-- START Extracted material --

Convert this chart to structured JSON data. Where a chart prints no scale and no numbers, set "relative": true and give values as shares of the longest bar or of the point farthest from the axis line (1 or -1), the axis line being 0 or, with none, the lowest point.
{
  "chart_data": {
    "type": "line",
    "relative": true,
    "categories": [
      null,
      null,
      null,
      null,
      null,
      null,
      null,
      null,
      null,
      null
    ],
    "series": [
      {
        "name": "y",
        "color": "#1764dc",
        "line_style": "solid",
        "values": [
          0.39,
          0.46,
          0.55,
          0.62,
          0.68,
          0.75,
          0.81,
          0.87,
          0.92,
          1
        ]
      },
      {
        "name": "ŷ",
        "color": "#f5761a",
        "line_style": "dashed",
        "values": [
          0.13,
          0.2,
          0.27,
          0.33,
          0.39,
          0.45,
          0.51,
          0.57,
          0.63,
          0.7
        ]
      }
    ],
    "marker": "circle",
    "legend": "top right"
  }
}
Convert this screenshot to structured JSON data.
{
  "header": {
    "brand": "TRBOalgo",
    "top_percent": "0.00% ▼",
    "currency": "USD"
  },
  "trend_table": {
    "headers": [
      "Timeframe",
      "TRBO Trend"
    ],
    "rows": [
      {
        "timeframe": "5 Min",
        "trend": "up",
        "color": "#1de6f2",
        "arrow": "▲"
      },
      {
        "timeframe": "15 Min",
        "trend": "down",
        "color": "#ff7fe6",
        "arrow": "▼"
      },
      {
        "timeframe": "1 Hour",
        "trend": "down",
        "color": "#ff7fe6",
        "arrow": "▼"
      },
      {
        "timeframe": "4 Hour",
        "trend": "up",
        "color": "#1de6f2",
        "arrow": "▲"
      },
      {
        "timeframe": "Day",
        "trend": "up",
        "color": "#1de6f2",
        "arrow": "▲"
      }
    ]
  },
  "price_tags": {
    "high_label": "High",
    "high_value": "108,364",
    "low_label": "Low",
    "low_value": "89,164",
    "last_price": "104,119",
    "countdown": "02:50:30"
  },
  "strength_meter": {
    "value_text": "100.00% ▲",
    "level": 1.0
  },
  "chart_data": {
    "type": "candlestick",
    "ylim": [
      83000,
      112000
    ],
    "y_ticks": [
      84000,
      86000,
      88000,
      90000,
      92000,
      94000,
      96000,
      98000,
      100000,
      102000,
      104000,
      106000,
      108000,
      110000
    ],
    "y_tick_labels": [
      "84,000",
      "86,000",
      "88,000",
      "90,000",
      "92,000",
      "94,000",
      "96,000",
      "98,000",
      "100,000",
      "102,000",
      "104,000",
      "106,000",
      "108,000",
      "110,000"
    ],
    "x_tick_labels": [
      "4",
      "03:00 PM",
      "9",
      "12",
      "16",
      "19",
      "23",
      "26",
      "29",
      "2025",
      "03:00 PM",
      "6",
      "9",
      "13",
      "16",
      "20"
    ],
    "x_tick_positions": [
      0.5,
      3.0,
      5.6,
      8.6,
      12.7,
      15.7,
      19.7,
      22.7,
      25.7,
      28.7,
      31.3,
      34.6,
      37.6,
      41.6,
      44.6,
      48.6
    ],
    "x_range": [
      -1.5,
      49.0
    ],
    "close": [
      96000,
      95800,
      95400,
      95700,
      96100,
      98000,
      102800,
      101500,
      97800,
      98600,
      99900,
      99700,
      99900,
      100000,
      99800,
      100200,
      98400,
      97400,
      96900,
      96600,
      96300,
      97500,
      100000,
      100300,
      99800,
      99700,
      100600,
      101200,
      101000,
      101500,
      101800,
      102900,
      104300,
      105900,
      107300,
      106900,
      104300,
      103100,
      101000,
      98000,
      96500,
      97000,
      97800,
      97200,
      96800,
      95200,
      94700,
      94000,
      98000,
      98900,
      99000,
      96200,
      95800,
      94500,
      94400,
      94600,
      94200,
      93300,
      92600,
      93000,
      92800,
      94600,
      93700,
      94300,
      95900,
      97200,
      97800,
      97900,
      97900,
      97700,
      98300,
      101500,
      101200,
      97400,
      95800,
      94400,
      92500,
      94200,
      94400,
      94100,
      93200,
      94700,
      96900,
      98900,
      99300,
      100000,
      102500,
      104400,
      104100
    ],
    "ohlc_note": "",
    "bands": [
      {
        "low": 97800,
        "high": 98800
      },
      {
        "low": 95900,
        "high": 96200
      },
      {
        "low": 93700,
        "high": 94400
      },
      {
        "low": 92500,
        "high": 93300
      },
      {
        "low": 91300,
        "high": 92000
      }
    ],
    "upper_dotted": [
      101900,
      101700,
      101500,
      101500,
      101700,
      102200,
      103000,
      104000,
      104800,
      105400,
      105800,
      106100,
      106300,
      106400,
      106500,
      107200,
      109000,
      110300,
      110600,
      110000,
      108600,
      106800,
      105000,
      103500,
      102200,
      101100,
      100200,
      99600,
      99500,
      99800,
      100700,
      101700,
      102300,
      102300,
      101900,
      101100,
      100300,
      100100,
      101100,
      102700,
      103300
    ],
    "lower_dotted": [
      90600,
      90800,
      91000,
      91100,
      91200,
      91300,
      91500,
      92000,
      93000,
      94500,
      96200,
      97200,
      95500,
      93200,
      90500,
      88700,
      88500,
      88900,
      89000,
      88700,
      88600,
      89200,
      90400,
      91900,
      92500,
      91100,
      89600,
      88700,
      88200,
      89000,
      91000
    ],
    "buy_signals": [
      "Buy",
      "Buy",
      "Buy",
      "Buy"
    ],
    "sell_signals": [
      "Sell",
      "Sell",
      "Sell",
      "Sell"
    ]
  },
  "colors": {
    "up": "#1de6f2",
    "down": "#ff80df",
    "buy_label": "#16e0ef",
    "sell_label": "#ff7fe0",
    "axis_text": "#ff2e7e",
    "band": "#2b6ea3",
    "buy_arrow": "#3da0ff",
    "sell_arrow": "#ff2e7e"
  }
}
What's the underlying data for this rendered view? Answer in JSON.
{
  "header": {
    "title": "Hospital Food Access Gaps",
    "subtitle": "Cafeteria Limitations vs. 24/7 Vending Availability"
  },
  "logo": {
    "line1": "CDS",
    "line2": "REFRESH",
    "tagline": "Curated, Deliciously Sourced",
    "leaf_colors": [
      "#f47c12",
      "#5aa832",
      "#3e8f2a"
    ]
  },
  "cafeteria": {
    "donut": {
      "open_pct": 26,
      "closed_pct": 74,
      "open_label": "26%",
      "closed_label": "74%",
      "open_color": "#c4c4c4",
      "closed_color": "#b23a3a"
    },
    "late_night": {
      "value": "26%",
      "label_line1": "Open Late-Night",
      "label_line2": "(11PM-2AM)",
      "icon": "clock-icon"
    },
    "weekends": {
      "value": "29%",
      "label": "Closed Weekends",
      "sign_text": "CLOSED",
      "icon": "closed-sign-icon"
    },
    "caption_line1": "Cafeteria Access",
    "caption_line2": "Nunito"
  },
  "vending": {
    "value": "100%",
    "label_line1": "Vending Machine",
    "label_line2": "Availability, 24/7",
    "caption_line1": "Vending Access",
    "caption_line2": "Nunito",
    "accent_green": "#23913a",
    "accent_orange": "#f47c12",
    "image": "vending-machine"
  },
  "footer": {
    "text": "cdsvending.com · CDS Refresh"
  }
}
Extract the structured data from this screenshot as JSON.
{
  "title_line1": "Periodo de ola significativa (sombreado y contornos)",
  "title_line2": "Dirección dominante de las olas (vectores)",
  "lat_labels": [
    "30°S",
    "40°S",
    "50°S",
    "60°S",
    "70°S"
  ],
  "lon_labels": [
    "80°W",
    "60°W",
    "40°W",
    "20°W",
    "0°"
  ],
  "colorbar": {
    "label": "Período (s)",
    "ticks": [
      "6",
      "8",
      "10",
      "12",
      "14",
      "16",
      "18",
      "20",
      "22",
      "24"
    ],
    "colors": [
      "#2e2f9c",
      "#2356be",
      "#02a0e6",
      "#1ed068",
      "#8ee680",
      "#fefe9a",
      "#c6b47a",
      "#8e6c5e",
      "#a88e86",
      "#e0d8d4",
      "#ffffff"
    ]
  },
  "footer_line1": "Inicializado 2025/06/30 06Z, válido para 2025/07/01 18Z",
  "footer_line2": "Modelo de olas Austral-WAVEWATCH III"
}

-- END Extracted material --

Exercise aim — Identify each line in the records above containing the word "true"; copy those lines.

Written solution —
Convert this chart to structured JSON data. Where a chart prints no scale and no numbers, set "relative": true and give values as shares of the longest bar or of the point farthest from the axis line (1 or -1), the axis line being 0 or, with none, the lowest point.
    "relative": true,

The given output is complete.